***** Extracted text *****

Cal – 2010: 48 individual swims, 35 swims dropped time (72.92% drop rare)
Cal – 2011: 46 individual swims, 38 swims dropped time (82.61% drop rare)
Cal – 2012: 44 individual swims, 36 swims dropped time (81.81% drop rare)

Yes, last season was better for U of M, but unless Dave Durden suddenly forgets how to taper his swimmers, Michigan needs to have at least a 60% drop rate to hold the 100+ point gap and win the meet.  I’m not saying it can’t happen, but given how fast they swam at Big Ten’s, I just don’t see it.
22. Brad Deborde – Florida
1 A-Final, 1 B-Final,  4 relay swims

I have no idea how the Gators break into groups in practice, but in the high-mileage distance-focused world of coach Greg Troy, Deborde is kind of lone wolf.  He’s lightyears ahead of Florida’s next best 50 guy (nobody else has broken 19.9 for the Gators this year), and he’s the only true sprint freestyler Florida is bringing to NCAA’s.  Last year, he single-handedly save some relays from falling out of the top 16 completely.  Luckily, he will have more help this year than last; Matt Curby and Corey Main do a pretty good sprint freestyler imitation.

*****

**Written exercise 1:**
In the swimming preview, who is named as Florida's coach?

***** Data to process *****

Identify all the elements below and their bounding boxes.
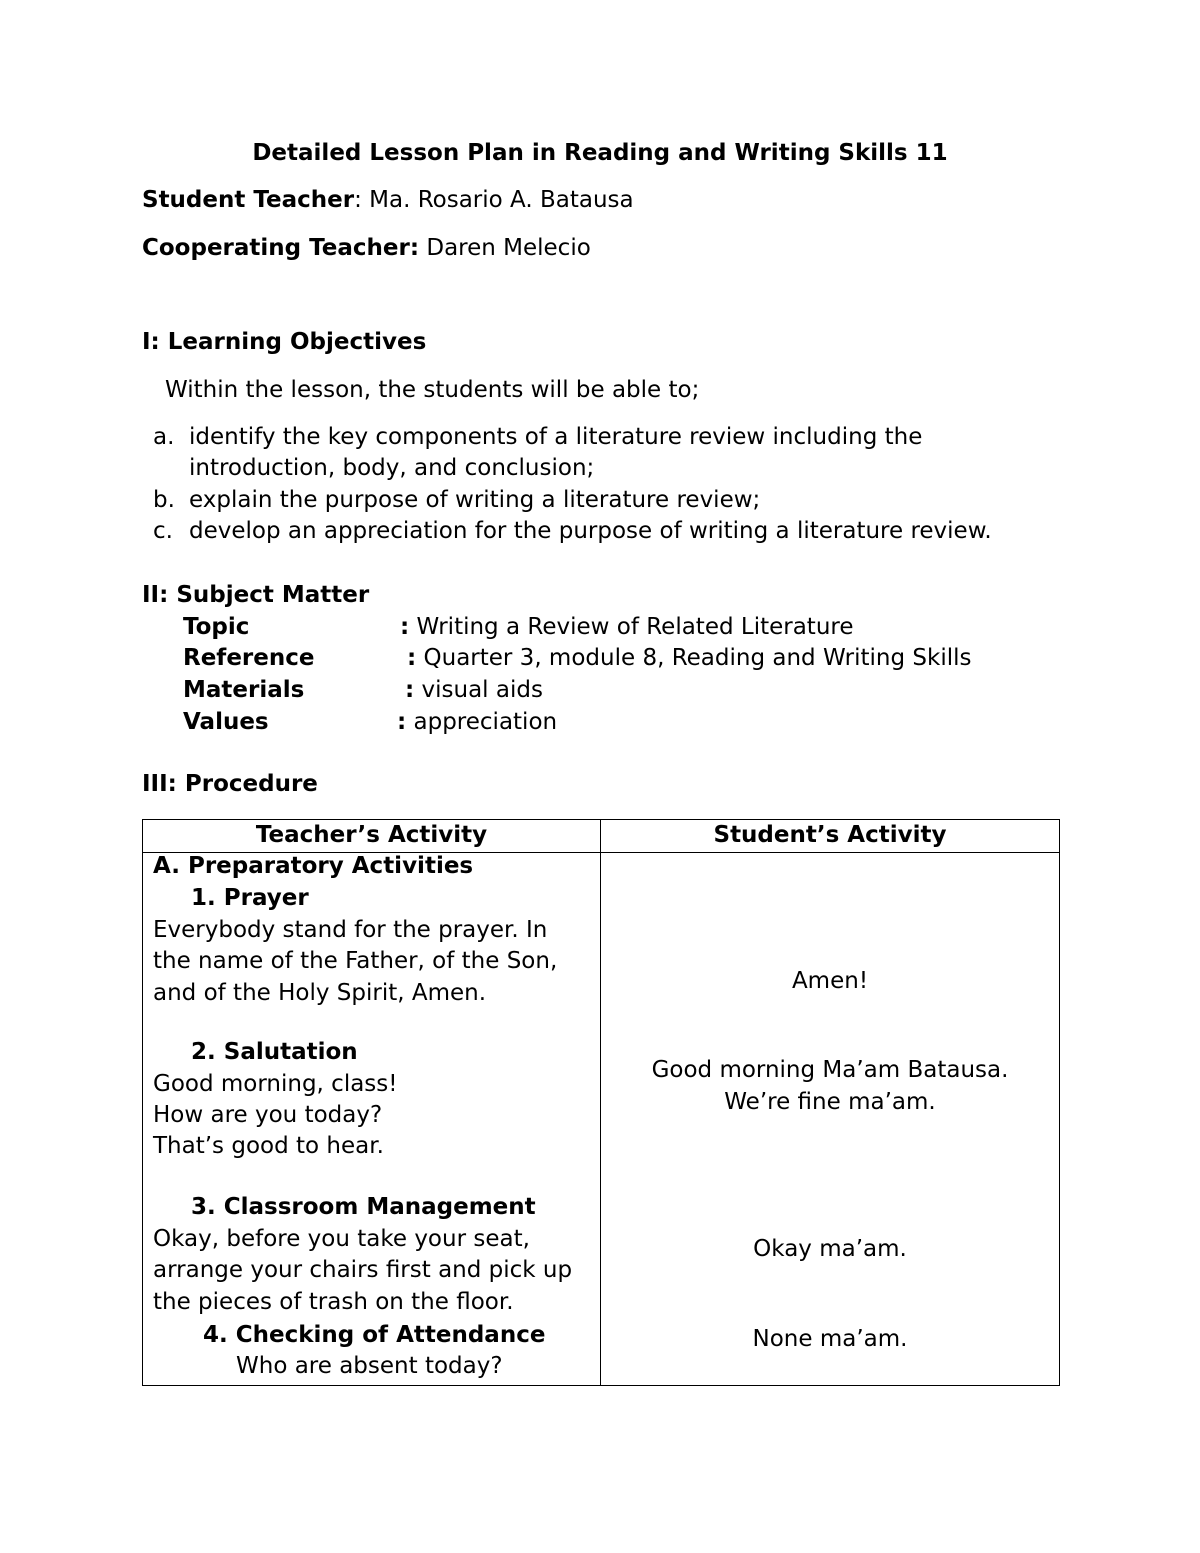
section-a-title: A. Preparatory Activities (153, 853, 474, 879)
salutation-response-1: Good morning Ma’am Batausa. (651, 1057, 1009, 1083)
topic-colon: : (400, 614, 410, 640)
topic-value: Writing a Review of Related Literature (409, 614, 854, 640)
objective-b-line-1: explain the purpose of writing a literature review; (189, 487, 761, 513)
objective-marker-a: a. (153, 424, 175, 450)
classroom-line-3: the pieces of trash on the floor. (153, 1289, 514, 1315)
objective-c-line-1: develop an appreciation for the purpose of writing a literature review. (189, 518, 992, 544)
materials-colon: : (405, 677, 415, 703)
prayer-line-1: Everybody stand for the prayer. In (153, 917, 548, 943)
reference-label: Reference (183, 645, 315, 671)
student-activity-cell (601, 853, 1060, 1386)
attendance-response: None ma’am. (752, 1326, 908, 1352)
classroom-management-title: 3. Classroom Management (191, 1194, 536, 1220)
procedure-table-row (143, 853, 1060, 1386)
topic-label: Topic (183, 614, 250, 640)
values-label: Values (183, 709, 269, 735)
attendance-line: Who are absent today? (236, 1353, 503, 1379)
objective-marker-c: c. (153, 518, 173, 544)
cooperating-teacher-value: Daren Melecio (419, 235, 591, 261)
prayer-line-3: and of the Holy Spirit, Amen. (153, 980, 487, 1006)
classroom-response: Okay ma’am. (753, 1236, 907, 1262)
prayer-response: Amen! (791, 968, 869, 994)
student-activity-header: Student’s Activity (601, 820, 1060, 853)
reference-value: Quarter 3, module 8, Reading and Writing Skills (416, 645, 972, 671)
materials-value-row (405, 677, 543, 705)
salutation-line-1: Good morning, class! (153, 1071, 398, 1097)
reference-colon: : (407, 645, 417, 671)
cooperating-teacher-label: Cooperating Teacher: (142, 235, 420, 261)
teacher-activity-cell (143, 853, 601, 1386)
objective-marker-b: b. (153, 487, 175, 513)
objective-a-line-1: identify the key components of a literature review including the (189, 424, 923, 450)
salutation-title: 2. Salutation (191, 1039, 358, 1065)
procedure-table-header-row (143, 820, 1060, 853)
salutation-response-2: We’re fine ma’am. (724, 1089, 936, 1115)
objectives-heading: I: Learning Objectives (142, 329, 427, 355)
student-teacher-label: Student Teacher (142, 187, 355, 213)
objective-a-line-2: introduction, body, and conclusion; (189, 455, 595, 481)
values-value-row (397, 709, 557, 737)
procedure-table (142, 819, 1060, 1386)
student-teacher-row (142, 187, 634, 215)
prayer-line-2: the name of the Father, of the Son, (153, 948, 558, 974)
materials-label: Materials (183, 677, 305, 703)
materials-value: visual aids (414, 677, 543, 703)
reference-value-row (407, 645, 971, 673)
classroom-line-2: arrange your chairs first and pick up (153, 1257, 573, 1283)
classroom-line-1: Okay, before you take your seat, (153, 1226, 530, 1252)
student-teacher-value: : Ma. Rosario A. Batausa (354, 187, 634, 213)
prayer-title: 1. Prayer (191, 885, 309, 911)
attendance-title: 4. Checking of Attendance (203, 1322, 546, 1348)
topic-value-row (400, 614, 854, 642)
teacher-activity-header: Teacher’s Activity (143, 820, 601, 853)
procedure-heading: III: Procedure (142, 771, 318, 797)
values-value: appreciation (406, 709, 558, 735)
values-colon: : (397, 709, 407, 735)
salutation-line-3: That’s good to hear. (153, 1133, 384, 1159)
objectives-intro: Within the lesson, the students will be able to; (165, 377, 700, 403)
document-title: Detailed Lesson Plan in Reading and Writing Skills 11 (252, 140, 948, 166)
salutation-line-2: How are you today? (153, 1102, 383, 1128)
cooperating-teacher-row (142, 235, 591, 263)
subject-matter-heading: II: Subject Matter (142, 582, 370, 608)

*****

**Written exercise 2:**
In the records, copy word for word every line from the one containing "section-a-title: A. Preparatory" up to and including the one containing "attendance-line: Who are".

**Final result 1:**
Greg Troy

**Final result 2:**
section-a-title: A. Preparatory Activities (153, 853, 474, 879)
salutation-response-1: Good morning Ma’am Batausa. (651, 1057, 1009, 1083)
topic-colon: : (400, 614, 410, 640)
topic-value: Writing a Review of Related Literature (409, 614, 854, 640)
objective-b-line-1: explain the purpose of writing a literature review; (189, 487, 761, 513)
objective-marker-a: a. (153, 424, 175, 450)
classroom-line-3: the pieces of trash on the floor. (153, 1289, 514, 1315)
objective-c-line-1: develop an appreciation for the purpose of writing a literature review. (189, 518, 992, 544)
materials-colon: : (405, 677, 415, 703)
prayer-line-1: Everybody stand for the prayer. In (153, 917, 548, 943)
reference-label: Reference (183, 645, 315, 671)
student-activity-cell (601, 853, 1060, 1386)
attendance-response: None ma’am. (752, 1326, 908, 1352)
classroom-management-title: 3. Classroom Management (191, 1194, 536, 1220)
procedure-table-row (143, 853, 1060, 1386)
topic-label: Topic (183, 614, 250, 640)
values-label: Values (183, 709, 269, 735)
attendance-line: Who are absent today? (236, 1353, 503, 1379)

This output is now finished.